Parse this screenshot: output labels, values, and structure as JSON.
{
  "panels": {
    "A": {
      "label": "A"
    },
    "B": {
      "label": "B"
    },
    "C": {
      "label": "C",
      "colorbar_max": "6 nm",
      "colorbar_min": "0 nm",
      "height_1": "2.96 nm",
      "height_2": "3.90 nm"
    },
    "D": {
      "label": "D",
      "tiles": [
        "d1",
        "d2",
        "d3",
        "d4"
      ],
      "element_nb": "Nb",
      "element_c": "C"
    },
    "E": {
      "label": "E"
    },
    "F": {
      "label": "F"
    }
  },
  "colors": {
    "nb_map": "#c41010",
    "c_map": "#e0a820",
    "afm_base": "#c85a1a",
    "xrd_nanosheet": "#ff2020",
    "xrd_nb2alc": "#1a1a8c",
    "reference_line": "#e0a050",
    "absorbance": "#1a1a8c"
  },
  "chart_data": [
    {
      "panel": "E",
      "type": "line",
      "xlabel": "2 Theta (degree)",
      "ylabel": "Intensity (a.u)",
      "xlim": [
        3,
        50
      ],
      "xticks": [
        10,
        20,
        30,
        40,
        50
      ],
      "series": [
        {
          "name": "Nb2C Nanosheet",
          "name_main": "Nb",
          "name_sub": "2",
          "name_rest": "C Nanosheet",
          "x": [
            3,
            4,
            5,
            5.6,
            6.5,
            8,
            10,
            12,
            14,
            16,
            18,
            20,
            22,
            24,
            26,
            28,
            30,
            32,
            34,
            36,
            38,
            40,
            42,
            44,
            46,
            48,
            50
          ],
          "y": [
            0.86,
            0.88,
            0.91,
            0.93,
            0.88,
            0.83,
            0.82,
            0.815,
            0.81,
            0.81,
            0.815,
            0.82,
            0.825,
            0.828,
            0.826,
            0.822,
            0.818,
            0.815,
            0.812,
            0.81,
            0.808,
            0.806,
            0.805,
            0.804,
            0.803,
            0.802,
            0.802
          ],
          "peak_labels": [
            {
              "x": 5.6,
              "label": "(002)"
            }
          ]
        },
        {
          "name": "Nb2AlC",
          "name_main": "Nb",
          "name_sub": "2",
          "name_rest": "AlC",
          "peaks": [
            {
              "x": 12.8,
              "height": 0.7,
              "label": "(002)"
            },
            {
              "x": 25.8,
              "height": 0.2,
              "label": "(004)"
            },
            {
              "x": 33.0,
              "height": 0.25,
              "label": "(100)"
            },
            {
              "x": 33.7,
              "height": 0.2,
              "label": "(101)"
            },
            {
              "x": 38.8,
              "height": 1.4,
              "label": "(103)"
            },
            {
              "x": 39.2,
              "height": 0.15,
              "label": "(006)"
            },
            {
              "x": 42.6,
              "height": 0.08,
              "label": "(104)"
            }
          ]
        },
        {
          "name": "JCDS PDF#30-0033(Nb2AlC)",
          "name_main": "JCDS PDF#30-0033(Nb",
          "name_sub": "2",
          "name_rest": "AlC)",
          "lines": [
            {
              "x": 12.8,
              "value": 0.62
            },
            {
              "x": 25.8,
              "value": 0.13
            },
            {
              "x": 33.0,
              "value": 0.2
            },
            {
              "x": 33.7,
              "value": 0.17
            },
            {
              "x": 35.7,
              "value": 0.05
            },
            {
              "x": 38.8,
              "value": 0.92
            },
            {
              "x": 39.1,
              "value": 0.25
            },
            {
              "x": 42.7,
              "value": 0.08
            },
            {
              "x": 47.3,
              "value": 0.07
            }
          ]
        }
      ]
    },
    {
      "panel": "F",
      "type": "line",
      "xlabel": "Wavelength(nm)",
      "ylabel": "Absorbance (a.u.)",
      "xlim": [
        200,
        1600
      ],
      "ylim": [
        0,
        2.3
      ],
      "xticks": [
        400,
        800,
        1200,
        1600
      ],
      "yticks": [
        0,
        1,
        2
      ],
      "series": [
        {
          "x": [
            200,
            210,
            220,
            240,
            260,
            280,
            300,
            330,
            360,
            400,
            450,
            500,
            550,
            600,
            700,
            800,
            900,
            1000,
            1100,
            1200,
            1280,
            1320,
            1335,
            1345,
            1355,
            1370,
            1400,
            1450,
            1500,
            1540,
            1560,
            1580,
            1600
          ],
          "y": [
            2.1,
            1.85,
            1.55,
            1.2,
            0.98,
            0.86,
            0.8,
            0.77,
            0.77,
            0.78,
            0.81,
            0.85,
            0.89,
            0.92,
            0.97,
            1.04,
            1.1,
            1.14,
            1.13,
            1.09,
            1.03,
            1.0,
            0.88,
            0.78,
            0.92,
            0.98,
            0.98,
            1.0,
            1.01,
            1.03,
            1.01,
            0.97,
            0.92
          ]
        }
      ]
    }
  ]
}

+ + +

-- DIRECTIONS FOR THIS TASK --
Your task is to quote the listing above word for word.

-- EXERCISE RESPONSE --
Parse this screenshot: output labels, values, and structure as JSON.
{
  "panels": {
    "A": {
      "label": "A"
    },
    "B": {
      "label": "B"
    },
    "C": {
      "label": "C",
      "colorbar_max": "6 nm",
      "colorbar_min": "0 nm",
      "height_1": "2.96 nm",
      "height_2": "3.90 nm"
    },
    "D": {
      "label": "D",
      "tiles": [
        "d1",
        "d2",
        "d3",
        "d4"
      ],
      "element_nb": "Nb",
      "element_c": "C"
    },
    "E": {
      "label": "E"
    },
    "F": {
      "label": "F"
    }
  },
  "colors": {
    "nb_map": "#c41010",
    "c_map": "#e0a820",
    "afm_base": "#c85a1a",
    "xrd_nanosheet": "#ff2020",
    "xrd_nb2alc": "#1a1a8c",
    "reference_line": "#e0a050",
    "absorbance": "#1a1a8c"
  },
  "chart_data": [
    {
      "panel": "E",
      "type": "line",
      "xlabel": "2 Theta (degree)",
      "ylabel": "Intensity (a.u)",
      "xlim": [
        3,
        50
      ],
      "xticks": [
        10,
        20,
        30,
        40,
        50
      ],
      "series": [
        {
          "name": "Nb2C Nanosheet",
          "name_main": "Nb",
          "name_sub": "2",
          "name_rest": "C Nanosheet",
          "x": [
            3,
            4,
            5,
            5.6,
            6.5,
            8,
            10,
            12,
            14,
            16,
            18,
            20,
            22,
            24,
            26,
            28,
            30,
            32,
            34,
            36,
            38,
            40,
            42,
            44,
            46,
            48,
            50
          ],
          "y": [
            0.86,
            0.88,
            0.91,
            0.93,
            0.88,
            0.83,
            0.82,
            0.815,
            0.81,
            0.81,
            0.815,
            0.82,
            0.825,
            0.828,
            0.826,
            0.822,
            0.818,
            0.815,
            0.812,
            0.81,
            0.808,
            0.806,
            0.805,
            0.804,
            0.803,
            0.802,
            0.802
          ],
          "peak_labels": [
            {
              "x": 5.6,
              "label": "(002)"
            }
          ]
        },
        {
          "name": "Nb2AlC",
          "name_main": "Nb",
          "name_sub": "2",
          "name_rest": "AlC",
          "peaks": [
            {
              "x": 12.8,
              "height": 0.7,
              "label": "(002)"
            },
            {
              "x": 25.8,
              "height": 0.2,
              "label": "(004)"
            },
            {
              "x": 33.0,
              "height": 0.25,
              "label": "(100)"
            },
            {
              "x": 33.7,
              "height": 0.2,
              "label": "(101)"
            },
            {
              "x": 38.8,
              "height": 1.4,
              "label": "(103)"
            },
            {
              "x": 39.2,
              "height": 0.15,
              "label": "(006)"
            },
            {
              "x": 42.6,
              "height": 0.08,
              "label": "(104)"
            }
          ]
        },
        {
          "name": "JCDS PDF#30-0033(Nb2AlC)",
          "name_main": "JCDS PDF#30-0033(Nb",
          "name_sub": "2",
          "name_rest": "AlC)",
          "lines": [
            {
              "x": 12.8,
              "value": 0.62
            },
            {
              "x": 25.8,
              "value": 0.13
            },
            {
              "x": 33.0,
              "value": 0.2
            },
            {
              "x": 33.7,
              "value": 0.17
            },
            {
              "x": 35.7,
              "value": 0.05
            },
            {
              "x": 38.8,
              "value": 0.92
            },
            {
              "x": 39.1,
              "value": 0.25
            },
            {
              "x": 42.7,
              "value": 0.08
            },
            {
              "x": 47.3,
              "value": 0.07
            }
          ]
        }
      ]
    },
    {
      "panel": "F",
      "type": "line",
      "xlabel": "Wavelength(nm)",
      "ylabel": "Absorbance (a.u.)",
      "xlim": [
        200,
        1600
      ],
      "ylim": [
        0,
        2.3
      ],
      "xticks": [
        400,
        800,
        1200,
        1600
      ],
      "yticks": [
        0,
        1,
        2
      ],
      "series": [
        {
          "x": [
            200,
            210,
            220,
            240,
            260,
            280,
            300,
            330,
            360,
            400,
            450,
            500,
            550,
            600,
            700,
            800,
            900,
            1000,
            1100,
            1200,
            1280,
            1320,
            1335,
            1345,
            1355,
            1370,
            1400,
            1450,
            1500,
            1540,
            1560,
            1580,
            1600
          ],
          "y": [
            2.1,
            1.85,
            1.55,
            1.2,
            0.98,
            0.86,
            0.8,
            0.77,
            0.77,
            0.78,
            0.81,
            0.85,
            0.89,
            0.92,
            0.97,
            1.04,
            1.1,
            1.14,
            1.13,
            1.09,
            1.03,
            1.0,
            0.88,
            0.78,
            0.92,
            0.98,
            0.98,
            1.0,
            1.01,
            1.03,
            1.01,
            0.97,
            0.92
          ]
        }
      ]
    }
  ]
}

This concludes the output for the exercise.